Short problem: Gather every line of the entries that includes the word "right".

Dataset excerpts:
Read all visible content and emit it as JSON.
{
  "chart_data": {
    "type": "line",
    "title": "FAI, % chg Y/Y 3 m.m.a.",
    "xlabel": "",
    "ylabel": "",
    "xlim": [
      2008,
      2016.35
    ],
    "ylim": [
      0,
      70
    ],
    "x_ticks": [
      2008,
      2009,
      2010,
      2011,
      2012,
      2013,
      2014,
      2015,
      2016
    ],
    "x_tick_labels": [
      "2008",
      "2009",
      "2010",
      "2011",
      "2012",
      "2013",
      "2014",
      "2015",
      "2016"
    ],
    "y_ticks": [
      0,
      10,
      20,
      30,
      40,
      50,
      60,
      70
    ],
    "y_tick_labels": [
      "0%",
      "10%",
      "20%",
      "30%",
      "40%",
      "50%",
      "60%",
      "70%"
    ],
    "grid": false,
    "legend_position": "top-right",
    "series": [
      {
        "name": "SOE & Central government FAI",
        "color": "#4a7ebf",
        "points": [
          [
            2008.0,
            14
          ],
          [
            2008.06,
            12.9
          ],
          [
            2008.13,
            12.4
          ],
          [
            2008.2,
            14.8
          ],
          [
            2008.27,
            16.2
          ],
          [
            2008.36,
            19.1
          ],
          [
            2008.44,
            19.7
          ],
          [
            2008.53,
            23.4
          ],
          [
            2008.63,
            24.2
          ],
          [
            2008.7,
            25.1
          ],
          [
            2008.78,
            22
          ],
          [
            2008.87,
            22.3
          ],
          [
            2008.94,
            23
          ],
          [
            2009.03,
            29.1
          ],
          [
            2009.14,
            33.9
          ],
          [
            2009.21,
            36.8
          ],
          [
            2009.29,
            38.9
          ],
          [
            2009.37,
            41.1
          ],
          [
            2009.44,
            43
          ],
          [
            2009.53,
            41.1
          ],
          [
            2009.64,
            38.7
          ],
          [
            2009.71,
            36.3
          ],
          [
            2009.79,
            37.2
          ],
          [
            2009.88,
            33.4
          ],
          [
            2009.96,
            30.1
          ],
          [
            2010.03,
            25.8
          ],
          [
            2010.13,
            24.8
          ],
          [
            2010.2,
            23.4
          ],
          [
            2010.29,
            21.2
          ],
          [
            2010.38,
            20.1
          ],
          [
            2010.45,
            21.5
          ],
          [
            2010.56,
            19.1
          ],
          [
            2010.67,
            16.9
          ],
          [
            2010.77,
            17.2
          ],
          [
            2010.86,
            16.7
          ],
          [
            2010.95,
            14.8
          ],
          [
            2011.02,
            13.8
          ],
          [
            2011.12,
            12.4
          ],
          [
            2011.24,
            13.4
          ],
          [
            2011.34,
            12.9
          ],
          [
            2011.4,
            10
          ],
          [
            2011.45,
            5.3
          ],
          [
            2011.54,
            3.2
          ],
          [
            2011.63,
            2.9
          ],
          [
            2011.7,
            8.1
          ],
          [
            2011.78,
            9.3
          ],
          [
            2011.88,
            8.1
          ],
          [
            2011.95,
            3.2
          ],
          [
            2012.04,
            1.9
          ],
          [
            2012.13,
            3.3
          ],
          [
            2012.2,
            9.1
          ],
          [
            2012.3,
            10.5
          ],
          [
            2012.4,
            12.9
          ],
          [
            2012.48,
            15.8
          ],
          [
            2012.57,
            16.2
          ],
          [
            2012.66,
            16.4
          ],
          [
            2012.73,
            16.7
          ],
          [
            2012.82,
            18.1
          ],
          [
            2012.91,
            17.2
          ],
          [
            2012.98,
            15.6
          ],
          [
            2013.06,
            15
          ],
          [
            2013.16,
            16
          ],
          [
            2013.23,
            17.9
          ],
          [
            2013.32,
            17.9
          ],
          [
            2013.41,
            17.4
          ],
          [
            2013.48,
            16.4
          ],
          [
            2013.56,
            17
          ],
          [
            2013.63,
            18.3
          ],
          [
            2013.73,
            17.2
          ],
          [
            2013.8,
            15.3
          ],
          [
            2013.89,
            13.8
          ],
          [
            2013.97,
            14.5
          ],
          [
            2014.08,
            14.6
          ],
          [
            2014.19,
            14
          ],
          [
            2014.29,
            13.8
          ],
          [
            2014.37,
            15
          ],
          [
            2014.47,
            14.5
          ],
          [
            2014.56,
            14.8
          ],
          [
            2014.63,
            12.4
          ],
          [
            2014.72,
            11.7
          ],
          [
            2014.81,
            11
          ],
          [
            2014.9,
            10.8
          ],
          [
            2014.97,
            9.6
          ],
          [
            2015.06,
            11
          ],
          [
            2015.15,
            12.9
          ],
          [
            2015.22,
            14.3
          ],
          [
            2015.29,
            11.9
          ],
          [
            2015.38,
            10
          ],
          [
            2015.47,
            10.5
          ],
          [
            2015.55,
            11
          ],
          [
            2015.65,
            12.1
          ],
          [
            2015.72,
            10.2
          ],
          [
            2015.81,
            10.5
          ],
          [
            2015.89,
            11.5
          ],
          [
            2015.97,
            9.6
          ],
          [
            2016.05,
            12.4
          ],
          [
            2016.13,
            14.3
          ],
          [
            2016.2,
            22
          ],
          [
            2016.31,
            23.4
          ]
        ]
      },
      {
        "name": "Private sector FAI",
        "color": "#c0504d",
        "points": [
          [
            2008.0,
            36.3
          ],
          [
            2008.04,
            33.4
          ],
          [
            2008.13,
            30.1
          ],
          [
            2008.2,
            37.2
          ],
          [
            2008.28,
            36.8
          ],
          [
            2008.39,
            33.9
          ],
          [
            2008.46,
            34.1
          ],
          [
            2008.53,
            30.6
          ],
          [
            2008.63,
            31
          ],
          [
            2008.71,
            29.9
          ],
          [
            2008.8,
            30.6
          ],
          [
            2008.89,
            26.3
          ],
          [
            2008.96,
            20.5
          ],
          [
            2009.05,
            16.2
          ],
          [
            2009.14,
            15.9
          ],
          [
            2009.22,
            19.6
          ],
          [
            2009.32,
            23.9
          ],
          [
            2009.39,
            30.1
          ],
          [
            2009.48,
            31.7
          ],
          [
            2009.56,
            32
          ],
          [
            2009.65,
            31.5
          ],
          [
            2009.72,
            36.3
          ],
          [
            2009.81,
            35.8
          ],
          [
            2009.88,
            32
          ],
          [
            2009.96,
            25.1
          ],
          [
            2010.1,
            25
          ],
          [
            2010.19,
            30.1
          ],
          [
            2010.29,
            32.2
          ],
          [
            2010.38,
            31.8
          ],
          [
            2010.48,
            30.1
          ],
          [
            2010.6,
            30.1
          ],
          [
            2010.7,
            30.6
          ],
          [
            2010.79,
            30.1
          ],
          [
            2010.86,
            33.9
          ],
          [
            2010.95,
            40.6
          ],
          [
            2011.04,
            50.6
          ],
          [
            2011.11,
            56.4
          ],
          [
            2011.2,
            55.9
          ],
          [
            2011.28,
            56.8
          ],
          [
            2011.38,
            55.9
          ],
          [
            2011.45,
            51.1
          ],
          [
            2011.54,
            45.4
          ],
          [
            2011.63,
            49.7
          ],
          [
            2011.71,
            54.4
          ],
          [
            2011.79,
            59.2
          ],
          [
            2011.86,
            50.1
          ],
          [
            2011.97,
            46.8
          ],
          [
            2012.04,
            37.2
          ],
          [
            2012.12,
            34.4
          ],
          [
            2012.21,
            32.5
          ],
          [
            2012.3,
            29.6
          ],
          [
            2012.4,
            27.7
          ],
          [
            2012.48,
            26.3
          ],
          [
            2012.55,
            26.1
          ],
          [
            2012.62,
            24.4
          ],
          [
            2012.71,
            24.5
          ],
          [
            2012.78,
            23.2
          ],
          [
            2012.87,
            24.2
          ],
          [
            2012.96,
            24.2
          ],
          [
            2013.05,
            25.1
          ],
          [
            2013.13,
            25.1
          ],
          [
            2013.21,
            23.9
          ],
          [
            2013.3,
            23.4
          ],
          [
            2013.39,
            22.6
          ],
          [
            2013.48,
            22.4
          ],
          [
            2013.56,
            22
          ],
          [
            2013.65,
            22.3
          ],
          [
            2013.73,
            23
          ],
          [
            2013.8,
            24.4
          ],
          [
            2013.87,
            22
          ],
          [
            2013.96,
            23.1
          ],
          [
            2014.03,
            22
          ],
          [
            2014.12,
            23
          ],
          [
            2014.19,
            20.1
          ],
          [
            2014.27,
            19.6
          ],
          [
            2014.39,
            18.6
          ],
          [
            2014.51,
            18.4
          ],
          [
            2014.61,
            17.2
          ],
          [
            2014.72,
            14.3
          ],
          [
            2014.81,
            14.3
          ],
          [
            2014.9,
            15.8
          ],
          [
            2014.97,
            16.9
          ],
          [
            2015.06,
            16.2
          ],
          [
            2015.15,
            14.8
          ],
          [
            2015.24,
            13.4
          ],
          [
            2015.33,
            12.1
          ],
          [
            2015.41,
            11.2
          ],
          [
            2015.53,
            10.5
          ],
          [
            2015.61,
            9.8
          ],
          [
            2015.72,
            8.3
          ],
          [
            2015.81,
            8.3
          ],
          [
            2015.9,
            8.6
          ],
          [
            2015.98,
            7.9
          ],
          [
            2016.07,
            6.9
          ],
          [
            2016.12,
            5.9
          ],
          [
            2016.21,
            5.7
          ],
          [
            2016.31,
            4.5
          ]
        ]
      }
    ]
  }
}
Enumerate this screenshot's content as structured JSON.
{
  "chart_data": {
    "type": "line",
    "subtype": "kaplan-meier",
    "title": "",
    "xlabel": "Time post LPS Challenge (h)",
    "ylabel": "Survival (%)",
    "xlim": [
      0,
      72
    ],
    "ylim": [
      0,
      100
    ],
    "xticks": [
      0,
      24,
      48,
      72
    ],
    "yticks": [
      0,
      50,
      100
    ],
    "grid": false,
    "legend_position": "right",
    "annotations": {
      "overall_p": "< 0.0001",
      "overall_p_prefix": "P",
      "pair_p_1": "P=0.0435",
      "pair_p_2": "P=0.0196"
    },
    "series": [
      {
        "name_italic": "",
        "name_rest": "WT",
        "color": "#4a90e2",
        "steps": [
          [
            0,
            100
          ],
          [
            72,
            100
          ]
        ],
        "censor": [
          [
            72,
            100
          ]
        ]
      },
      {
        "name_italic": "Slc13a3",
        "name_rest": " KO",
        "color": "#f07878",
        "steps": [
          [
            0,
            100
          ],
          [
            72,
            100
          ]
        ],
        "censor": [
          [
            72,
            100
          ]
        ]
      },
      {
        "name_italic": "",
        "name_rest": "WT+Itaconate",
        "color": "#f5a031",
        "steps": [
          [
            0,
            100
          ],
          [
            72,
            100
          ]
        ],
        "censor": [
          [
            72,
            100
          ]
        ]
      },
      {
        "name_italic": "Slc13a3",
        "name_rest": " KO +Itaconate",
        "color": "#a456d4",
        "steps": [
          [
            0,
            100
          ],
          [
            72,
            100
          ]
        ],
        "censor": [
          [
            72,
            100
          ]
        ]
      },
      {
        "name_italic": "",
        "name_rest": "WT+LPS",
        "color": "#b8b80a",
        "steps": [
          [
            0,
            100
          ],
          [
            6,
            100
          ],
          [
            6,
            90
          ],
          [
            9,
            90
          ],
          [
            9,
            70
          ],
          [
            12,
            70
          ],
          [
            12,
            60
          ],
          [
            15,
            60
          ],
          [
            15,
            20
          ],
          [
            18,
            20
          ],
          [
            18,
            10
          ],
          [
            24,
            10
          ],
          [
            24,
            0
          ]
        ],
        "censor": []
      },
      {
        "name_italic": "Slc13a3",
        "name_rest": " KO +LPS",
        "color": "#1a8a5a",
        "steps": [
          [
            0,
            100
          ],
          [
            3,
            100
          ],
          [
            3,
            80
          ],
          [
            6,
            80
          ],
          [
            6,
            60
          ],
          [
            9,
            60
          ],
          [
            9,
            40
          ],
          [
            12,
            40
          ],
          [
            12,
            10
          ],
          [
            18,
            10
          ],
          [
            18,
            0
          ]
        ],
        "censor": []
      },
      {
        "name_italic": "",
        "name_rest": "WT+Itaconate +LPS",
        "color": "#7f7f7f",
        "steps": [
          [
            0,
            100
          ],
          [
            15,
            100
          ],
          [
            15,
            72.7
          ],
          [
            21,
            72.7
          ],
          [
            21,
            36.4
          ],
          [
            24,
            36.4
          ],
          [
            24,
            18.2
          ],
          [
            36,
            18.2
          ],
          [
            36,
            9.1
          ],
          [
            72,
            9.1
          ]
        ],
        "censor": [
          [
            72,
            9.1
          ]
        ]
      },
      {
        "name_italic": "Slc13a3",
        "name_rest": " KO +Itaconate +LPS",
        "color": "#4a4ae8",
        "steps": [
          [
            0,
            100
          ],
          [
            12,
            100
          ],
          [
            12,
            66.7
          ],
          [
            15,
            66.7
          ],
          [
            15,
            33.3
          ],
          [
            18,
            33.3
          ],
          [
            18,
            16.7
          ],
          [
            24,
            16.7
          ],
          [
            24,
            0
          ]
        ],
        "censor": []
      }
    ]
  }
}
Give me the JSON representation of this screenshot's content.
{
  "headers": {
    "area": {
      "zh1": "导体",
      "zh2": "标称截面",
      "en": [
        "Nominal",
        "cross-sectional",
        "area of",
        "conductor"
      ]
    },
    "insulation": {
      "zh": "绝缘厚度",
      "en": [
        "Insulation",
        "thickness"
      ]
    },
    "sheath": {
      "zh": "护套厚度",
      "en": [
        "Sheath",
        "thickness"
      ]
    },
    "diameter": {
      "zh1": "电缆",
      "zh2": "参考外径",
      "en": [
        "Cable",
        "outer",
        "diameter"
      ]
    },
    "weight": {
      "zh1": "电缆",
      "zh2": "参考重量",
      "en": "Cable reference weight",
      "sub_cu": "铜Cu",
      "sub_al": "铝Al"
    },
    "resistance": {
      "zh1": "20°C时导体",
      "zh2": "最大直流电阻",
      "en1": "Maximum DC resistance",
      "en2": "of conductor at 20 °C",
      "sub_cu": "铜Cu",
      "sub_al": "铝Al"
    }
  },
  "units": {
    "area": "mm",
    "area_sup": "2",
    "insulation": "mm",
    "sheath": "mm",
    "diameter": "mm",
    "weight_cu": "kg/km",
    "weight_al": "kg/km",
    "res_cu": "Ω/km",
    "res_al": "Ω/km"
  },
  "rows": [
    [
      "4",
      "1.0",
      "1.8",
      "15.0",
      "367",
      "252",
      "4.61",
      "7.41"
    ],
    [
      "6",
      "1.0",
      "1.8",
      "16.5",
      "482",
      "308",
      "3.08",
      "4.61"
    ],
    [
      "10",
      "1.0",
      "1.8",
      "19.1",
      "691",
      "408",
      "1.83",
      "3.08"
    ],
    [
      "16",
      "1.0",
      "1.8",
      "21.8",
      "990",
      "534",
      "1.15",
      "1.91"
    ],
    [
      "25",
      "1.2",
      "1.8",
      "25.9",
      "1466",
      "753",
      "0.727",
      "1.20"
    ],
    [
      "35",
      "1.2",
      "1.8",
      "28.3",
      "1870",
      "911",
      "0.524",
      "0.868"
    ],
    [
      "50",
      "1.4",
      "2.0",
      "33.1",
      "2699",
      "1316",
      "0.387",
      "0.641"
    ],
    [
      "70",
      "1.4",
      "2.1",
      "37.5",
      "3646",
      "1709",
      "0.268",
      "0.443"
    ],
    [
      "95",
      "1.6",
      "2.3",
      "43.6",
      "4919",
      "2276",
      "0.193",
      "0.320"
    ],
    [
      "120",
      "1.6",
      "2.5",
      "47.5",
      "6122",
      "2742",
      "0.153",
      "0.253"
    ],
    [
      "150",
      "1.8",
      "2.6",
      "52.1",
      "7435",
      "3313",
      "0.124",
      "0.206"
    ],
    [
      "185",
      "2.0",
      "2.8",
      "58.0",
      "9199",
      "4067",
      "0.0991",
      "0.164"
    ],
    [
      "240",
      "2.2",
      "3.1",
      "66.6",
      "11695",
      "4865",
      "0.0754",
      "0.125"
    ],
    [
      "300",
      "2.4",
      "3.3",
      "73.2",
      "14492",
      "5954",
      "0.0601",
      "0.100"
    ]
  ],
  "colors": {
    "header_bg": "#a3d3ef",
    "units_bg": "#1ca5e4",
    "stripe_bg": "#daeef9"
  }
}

Solution for this task:
    "legend_position": "top-right",
    "legend_position": "right",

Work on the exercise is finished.